Material for this exercise =
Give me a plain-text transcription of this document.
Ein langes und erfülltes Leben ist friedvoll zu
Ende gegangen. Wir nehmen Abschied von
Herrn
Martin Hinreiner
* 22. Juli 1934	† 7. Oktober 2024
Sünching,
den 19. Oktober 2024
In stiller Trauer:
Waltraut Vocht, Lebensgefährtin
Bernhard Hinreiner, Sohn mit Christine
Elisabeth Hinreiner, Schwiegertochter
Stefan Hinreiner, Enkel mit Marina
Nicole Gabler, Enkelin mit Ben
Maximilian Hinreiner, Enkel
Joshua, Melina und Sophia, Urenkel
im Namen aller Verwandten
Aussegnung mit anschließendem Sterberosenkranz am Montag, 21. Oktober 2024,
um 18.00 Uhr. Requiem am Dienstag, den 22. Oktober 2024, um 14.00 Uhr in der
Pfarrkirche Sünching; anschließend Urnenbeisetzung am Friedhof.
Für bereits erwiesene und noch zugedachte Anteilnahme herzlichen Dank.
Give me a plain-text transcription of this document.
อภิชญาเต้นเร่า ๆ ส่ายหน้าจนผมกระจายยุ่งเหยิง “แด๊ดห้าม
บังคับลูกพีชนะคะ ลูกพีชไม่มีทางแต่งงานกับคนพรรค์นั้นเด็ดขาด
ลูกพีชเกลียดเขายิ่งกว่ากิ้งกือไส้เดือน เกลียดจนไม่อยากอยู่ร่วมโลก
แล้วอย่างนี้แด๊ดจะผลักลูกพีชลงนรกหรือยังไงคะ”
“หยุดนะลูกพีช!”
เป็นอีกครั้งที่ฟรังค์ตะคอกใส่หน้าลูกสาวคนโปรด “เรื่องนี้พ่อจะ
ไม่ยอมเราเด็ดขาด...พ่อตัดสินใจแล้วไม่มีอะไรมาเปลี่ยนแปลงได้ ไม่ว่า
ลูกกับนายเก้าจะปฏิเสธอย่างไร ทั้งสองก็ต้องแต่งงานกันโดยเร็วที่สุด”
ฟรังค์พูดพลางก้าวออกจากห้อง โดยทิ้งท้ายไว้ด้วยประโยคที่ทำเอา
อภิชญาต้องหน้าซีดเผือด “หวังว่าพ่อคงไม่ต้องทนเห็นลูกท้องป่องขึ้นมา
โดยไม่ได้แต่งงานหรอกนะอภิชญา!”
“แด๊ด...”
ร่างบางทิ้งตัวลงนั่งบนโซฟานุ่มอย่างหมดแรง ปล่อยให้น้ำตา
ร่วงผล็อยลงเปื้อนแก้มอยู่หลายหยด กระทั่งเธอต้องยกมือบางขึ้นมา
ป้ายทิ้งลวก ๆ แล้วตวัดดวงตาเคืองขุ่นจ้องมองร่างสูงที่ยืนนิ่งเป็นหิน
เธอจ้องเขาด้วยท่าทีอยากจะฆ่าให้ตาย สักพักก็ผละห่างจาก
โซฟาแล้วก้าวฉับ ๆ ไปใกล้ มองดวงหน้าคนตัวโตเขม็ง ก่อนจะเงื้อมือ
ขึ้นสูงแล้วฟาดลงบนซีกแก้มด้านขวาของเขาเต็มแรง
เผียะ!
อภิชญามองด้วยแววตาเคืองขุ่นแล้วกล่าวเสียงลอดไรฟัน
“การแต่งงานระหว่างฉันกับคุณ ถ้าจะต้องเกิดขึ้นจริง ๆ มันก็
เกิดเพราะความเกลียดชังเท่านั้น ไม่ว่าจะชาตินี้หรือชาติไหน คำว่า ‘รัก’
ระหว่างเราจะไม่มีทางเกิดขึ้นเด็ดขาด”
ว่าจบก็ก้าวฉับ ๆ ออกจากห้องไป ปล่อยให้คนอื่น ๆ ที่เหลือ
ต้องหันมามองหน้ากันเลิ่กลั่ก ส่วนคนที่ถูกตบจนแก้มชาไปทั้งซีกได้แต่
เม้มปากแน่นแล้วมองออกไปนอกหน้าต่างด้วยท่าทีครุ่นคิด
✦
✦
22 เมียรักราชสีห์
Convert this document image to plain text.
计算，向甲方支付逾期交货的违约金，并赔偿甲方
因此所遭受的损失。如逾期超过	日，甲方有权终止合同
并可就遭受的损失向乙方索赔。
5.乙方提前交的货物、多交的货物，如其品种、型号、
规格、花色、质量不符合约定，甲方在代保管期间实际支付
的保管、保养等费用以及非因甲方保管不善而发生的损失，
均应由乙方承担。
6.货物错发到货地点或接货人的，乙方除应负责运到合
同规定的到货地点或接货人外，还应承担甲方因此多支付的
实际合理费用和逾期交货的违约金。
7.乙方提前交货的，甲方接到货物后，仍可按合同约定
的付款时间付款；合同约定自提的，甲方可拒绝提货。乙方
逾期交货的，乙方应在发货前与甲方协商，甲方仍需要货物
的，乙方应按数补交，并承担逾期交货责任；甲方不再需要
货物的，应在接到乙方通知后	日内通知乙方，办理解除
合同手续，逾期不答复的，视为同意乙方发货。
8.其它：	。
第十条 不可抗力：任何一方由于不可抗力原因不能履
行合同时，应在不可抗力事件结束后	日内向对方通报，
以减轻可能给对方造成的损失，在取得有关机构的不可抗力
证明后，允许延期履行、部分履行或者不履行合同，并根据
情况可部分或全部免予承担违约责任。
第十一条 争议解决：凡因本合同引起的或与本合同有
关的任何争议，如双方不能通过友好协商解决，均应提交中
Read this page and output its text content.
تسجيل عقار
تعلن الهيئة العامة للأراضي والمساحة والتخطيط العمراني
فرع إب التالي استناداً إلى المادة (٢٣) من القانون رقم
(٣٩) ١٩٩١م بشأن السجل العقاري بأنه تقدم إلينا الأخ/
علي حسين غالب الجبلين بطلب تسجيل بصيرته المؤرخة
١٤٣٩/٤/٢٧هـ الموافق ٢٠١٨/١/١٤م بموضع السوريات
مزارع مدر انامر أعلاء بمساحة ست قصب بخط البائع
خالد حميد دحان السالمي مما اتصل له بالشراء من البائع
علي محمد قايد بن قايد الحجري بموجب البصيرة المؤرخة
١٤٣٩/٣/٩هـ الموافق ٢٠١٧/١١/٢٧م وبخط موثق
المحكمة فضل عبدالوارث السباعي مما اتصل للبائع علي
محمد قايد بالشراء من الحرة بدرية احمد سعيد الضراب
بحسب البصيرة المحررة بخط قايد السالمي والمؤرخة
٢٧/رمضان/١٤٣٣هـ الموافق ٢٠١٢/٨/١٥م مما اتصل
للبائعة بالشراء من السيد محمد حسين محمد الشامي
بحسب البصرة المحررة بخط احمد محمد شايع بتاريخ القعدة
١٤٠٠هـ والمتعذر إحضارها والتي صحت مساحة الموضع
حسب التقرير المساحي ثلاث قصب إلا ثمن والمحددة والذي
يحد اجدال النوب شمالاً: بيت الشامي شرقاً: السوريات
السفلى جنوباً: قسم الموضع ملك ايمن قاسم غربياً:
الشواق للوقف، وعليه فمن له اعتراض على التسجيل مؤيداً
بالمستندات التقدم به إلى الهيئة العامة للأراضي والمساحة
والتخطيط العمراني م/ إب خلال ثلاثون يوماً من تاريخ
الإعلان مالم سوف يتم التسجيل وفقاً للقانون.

Exercise aim =
Give the number of lines where the string "حسين" occurs, without any further text.

Reply to the task =
2